| Dataset content |
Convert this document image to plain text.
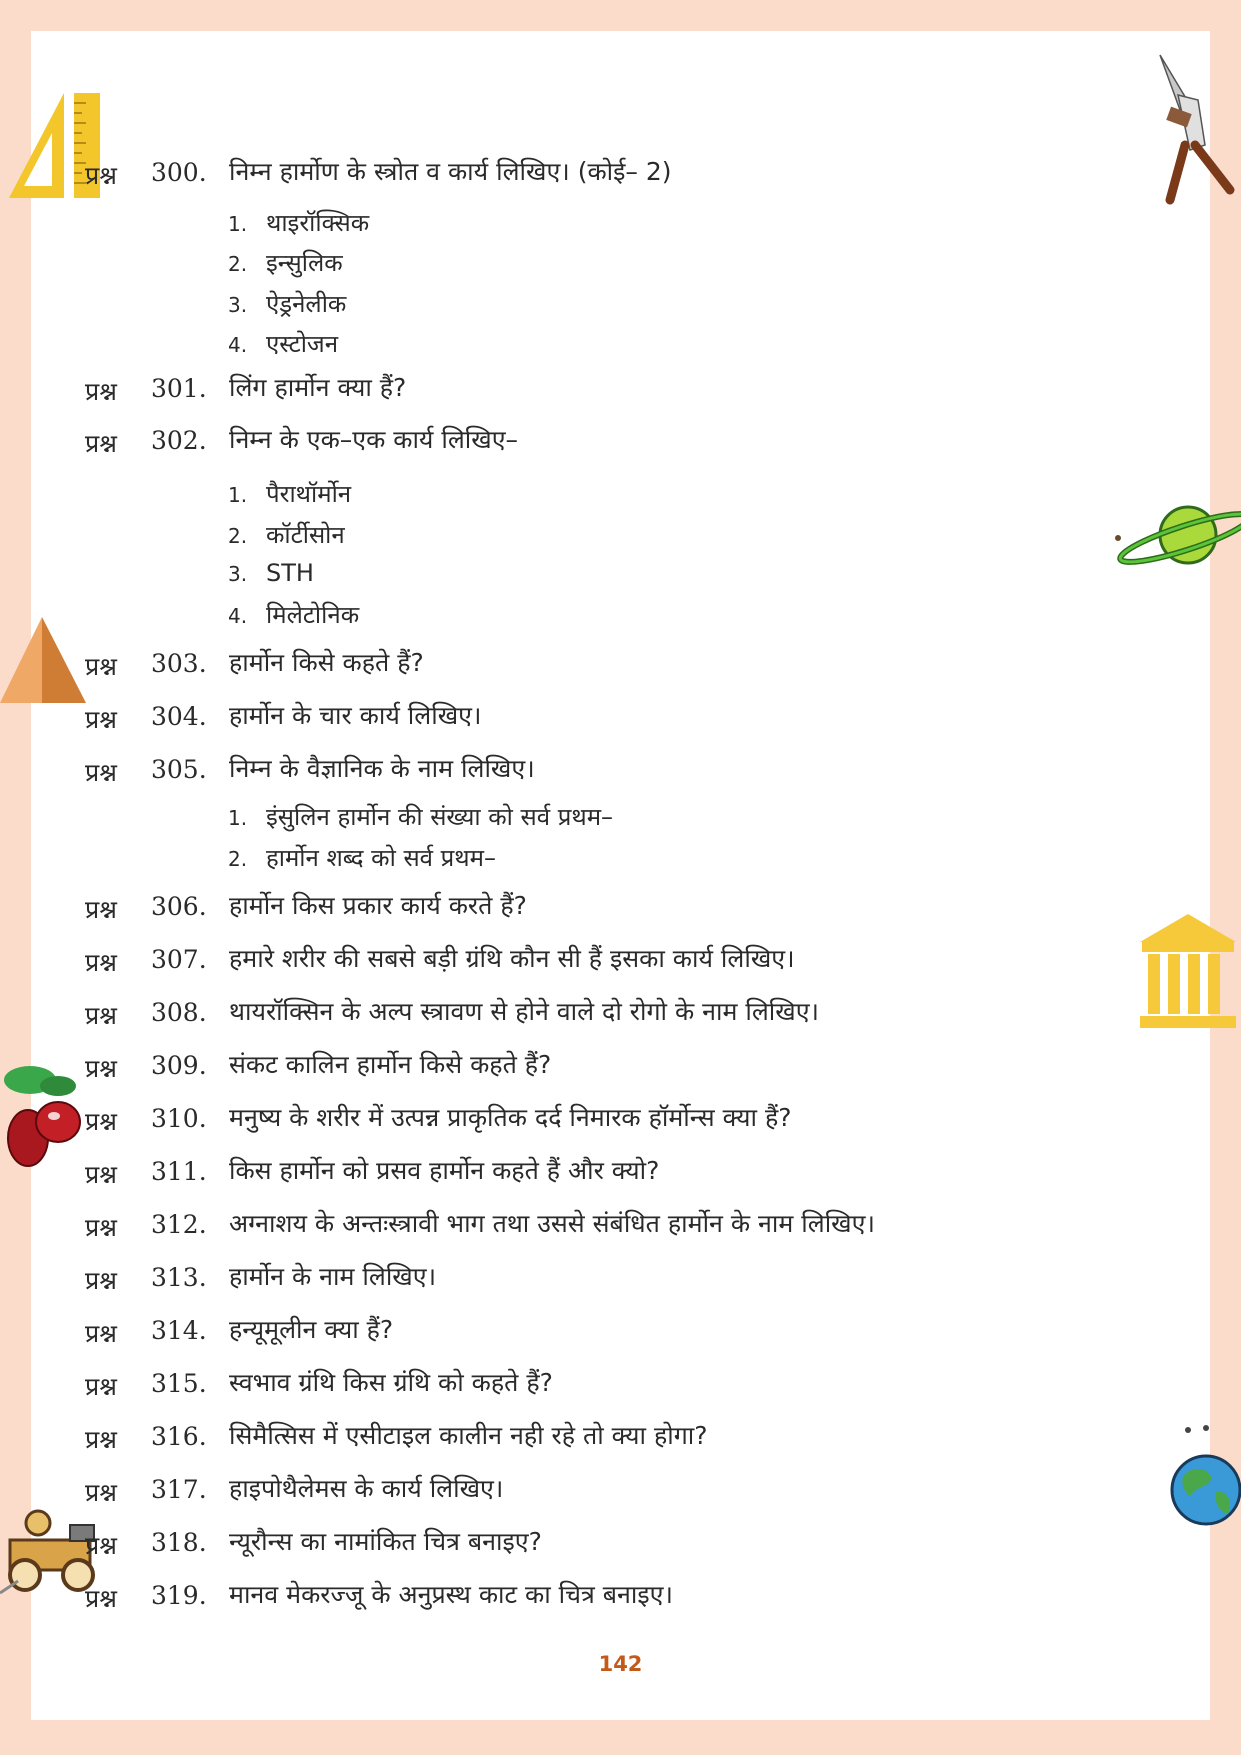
प्रश्न 300. निम्न हार्मोण के स्त्रोत व कार्य लिखिए। (कोई– 2)
1. थाइरॉक्सिक
2. इन्सुलिक
3. ऐड्रनेलीक
4. एस्टोजन
प्रश्न 301. लिंग हार्मोन क्या हैं?
प्रश्न 302. निम्न के एक–एक कार्य लिखिए–
1. पैराथॉर्मोन
2. कॉर्टीसोन
3. STH
4. मिलेटोनिक
प्रश्न 303. हार्मोन किसे कहते हैं?
प्रश्न 304. हार्मोन के चार कार्य लिखिए।
प्रश्न 305. निम्न के वैज्ञानिक के नाम लिखिए।
1. इंसुलिन हार्मोन की संख्या को सर्व प्रथम–
2. हार्मोन शब्द को सर्व प्रथम–
प्रश्न 306. हार्मोन किस प्रकार कार्य करते हैं?
प्रश्न 307. हमारे शरीर की सबसे बड़ी ग्रंथि कौन सी हैं इसका कार्य लिखिए।
प्रश्न 308. थायरॉक्सिन के अल्प स्त्रावण से होने वाले दो रोगो के नाम लिखिए।
प्रश्न 309. संकट कालिन हार्मोन किसे कहते हैं?
प्रश्न 310. मनुष्य के शरीर में उत्पन्न प्राकृतिक दर्द निमारक हॉर्मोन्स क्या हैं?
प्रश्न 311. किस हार्मोन को प्रसव हार्मोन कहते हैं और क्यो?
प्रश्न 312. अग्नाशय के अन्तःस्त्रावी भाग तथा उससे संबंधित हार्मोन के नाम लिखिए।
प्रश्न 313. हार्मोन के नाम लिखिए।
प्रश्न 314. हन्यूमूलीन क्या हैं?
प्रश्न 315. स्वभाव ग्रंथि किस ग्रंथि को कहते हैं?
प्रश्न 316. सिमैत्सिस में एसीटाइल कालीन नही रहे तो क्या होगा?
प्रश्न 317. हाइपोथैलेमस के कार्य लिखिए।
प्रश्न 318. न्यूरौन्स का नामांकित चित्र बनाइए?
प्रश्न 319. मानव मेकरज्जू के अनुप्रस्थ काट का चित्र बनाइए।
142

| Goal |
Restate the whole of the material word for word without the pictures.

| Solution to the exercise |
Convert this document image to plain text.
प्रश्न 300. निम्न हार्मोण के स्त्रोत व कार्य लिखिए। (कोई– 2)
1. थाइरॉक्सिक
2. इन्सुलिक
3. ऐड्रनेलीक
4. एस्टोजन
प्रश्न 301. लिंग हार्मोन क्या हैं?
प्रश्न 302. निम्न के एक–एक कार्य लिखिए–
1. पैराथॉर्मोन
2. कॉर्टीसोन
3. STH
4. मिलेटोनिक
प्रश्न 303. हार्मोन किसे कहते हैं?
प्रश्न 304. हार्मोन के चार कार्य लिखिए।
प्रश्न 305. निम्न के वैज्ञानिक के नाम लिखिए।
1. इंसुलिन हार्मोन की संख्या को सर्व प्रथम–
2. हार्मोन शब्द को सर्व प्रथम–
प्रश्न 306. हार्मोन किस प्रकार कार्य करते हैं?
प्रश्न 307. हमारे शरीर की सबसे बड़ी ग्रंथि कौन सी हैं इसका कार्य लिखिए।
प्रश्न 308. थायरॉक्सिन के अल्प स्त्रावण से होने वाले दो रोगो के नाम लिखिए।
प्रश्न 309. संकट कालिन हार्मोन किसे कहते हैं?
प्रश्न 310. मनुष्य के शरीर में उत्पन्न प्राकृतिक दर्द निमारक हॉर्मोन्स क्या हैं?
प्रश्न 311. किस हार्मोन को प्रसव हार्मोन कहते हैं और क्यो?
प्रश्न 312. अग्नाशय के अन्तःस्त्रावी भाग तथा उससे संबंधित हार्मोन के नाम लिखिए।
प्रश्न 313. हार्मोन के नाम लिखिए।
प्रश्न 314. हन्यूमूलीन क्या हैं?
प्रश्न 315. स्वभाव ग्रंथि किस ग्रंथि को कहते हैं?
प्रश्न 316. सिमैत्सिस में एसीटाइल कालीन नही रहे तो क्या होगा?
प्रश्न 317. हाइपोथैलेमस के कार्य लिखिए।
प्रश्न 318. न्यूरौन्स का नामांकित चित्र बनाइए?
प्रश्न 319. मानव मेकरज्जू के अनुप्रस्थ काट का चित्र बनाइए।
142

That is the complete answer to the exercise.